# A block of data:
- - - - -

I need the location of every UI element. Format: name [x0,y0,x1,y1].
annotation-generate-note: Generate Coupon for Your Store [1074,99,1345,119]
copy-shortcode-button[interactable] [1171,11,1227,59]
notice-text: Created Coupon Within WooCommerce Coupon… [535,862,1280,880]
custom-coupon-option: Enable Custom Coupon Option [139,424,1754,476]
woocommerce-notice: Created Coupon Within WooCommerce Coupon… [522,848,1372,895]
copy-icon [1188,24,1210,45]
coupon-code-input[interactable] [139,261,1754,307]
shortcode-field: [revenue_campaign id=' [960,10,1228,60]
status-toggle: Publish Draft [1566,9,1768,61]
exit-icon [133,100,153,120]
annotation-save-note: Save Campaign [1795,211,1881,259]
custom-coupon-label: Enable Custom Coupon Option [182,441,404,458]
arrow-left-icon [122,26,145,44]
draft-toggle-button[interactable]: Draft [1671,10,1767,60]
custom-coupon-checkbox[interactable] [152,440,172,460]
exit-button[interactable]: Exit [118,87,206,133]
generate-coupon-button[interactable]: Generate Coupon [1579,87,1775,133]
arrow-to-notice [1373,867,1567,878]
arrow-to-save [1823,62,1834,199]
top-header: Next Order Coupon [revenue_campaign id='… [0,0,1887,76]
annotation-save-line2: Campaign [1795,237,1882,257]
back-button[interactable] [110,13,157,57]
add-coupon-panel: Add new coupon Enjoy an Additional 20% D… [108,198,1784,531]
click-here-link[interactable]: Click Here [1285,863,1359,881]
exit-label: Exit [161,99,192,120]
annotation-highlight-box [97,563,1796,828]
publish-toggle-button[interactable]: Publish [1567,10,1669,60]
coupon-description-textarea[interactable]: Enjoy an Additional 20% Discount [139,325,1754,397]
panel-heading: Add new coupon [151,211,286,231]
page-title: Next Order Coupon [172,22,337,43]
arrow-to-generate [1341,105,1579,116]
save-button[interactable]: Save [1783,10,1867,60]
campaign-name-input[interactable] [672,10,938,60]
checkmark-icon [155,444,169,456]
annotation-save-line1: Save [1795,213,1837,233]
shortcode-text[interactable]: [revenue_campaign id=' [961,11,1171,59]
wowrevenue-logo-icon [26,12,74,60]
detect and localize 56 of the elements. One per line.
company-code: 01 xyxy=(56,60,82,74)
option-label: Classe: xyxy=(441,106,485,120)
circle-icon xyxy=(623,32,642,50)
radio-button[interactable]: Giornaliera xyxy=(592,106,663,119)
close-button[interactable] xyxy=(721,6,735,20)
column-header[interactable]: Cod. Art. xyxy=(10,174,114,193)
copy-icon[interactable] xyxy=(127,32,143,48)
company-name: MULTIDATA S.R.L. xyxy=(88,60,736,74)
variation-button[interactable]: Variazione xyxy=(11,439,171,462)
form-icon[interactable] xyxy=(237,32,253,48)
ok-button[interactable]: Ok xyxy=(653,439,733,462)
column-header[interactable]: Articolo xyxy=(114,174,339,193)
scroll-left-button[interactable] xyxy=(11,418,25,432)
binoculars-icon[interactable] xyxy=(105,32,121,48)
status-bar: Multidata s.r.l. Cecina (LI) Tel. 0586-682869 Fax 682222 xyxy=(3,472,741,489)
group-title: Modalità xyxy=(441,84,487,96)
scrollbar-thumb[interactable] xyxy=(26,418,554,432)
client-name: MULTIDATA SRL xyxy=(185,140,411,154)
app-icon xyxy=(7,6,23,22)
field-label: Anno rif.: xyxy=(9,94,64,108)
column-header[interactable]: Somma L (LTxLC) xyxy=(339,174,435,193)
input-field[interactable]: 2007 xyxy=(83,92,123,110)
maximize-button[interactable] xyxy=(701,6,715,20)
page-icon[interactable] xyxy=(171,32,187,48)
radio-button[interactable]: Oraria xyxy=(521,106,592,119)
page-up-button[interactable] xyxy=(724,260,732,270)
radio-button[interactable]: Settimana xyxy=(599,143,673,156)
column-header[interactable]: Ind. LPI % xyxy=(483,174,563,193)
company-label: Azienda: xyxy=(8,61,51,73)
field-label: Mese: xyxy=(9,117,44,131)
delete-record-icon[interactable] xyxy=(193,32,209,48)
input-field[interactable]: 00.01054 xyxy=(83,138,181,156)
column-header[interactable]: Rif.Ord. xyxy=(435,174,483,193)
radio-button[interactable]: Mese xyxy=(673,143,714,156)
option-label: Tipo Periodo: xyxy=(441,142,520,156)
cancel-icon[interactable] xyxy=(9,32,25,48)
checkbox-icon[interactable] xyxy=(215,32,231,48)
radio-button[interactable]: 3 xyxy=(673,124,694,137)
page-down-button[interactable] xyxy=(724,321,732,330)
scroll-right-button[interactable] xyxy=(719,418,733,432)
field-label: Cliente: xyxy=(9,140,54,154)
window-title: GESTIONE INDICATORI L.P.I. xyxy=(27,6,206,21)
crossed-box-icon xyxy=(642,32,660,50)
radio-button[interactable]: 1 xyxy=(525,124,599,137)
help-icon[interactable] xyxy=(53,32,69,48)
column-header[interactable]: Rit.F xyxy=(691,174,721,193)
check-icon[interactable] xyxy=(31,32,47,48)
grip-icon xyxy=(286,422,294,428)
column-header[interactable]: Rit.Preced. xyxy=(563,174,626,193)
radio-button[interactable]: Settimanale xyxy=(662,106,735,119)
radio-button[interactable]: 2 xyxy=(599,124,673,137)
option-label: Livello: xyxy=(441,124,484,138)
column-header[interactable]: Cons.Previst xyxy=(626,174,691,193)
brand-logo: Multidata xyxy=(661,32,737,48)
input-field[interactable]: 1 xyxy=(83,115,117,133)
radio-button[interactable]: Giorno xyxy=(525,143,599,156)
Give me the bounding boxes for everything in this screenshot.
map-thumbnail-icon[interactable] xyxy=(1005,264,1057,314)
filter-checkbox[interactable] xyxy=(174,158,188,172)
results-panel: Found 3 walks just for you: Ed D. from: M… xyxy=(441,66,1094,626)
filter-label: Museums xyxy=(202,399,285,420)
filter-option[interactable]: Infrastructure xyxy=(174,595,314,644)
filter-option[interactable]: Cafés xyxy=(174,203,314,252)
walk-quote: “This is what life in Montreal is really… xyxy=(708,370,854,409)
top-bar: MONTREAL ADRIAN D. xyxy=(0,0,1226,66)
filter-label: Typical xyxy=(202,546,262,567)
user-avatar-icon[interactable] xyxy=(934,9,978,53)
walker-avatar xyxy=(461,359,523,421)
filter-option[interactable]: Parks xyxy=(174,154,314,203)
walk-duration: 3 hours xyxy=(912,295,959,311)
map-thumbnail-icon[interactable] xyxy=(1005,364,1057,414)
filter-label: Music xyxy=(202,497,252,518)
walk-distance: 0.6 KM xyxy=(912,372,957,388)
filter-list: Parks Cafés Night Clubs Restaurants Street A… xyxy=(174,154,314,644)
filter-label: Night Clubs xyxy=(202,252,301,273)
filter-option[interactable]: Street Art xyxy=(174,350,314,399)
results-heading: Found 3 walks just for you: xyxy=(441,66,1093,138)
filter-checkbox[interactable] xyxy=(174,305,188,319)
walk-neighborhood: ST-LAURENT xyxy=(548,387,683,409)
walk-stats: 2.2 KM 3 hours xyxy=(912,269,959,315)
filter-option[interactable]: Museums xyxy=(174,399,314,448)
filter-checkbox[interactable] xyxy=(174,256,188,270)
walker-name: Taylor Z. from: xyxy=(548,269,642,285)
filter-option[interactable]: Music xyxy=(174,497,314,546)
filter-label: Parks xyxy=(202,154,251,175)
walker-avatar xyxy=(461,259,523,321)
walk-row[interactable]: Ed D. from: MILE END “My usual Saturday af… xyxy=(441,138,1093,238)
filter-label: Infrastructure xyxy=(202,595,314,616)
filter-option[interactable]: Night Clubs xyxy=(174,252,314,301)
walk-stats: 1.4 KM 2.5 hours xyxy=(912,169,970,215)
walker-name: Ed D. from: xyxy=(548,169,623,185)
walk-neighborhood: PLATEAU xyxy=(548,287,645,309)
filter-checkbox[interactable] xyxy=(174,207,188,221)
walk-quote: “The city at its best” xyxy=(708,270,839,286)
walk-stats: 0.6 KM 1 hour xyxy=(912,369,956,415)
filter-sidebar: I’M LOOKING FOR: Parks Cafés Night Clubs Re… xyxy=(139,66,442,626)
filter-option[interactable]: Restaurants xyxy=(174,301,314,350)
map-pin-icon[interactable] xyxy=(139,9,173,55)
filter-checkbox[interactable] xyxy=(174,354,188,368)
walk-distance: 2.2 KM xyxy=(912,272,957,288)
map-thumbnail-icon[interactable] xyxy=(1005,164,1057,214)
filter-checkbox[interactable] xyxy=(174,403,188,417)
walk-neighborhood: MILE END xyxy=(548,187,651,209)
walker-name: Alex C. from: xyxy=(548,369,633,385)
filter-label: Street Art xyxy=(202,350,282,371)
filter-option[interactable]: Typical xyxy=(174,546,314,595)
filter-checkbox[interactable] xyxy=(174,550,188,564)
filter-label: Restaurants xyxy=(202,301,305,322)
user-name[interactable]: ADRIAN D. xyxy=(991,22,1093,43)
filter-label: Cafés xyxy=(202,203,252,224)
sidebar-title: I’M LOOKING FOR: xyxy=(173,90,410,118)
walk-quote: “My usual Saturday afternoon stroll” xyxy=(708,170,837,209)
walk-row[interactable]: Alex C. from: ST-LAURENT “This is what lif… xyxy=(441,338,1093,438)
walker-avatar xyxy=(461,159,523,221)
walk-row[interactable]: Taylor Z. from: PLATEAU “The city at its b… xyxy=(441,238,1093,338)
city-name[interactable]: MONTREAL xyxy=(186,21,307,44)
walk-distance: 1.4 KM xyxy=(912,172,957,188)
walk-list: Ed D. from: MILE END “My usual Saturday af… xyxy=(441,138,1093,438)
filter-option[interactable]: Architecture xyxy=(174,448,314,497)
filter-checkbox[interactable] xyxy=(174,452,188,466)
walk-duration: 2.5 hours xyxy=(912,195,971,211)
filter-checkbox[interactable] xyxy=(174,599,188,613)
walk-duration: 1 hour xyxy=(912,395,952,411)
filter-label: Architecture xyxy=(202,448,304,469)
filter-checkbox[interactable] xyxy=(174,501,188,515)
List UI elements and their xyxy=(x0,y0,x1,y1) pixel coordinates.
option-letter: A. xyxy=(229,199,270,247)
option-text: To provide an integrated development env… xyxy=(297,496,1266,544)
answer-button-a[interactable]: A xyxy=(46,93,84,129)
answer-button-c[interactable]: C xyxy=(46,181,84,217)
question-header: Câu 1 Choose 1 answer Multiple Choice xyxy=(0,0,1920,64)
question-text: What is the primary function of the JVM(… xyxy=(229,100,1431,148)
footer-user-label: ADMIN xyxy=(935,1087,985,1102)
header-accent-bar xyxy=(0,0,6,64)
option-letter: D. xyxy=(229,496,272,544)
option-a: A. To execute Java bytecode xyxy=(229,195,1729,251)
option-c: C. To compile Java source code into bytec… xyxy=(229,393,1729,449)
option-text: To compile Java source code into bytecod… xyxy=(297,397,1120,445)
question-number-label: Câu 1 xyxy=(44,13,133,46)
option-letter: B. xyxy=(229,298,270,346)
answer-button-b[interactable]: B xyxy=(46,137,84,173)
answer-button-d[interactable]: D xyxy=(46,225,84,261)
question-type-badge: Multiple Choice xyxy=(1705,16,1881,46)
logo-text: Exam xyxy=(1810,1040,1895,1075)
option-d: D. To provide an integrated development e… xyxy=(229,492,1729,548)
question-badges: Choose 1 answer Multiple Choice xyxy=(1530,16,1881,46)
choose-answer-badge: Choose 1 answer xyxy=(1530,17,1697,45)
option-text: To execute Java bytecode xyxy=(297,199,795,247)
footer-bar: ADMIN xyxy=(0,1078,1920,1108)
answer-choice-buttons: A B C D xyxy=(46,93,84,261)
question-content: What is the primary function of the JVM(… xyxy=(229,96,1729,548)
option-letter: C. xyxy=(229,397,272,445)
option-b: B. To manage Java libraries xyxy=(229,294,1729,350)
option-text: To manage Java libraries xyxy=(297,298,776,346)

- - - - -

# Goal of the exercise:
Reproduce the lines of the data above, from its first line through the line that contains "shortcode-field: [revenue_campaign id='", with both ends included.

# Exercise response:
I need the location of every UI element. Format: name [x0,y0,x1,y1].
annotation-generate-note: Generate Coupon for Your Store [1074,99,1345,119]
copy-shortcode-button[interactable] [1171,11,1227,59]
notice-text: Created Coupon Within WooCommerce Coupon… [535,862,1280,880]
custom-coupon-option: Enable Custom Coupon Option [139,424,1754,476]
woocommerce-notice: Created Coupon Within WooCommerce Coupon… [522,848,1372,895]
copy-icon [1188,24,1210,45]
coupon-code-input[interactable] [139,261,1754,307]
shortcode-field: [revenue_campaign id=' [960,10,1228,60]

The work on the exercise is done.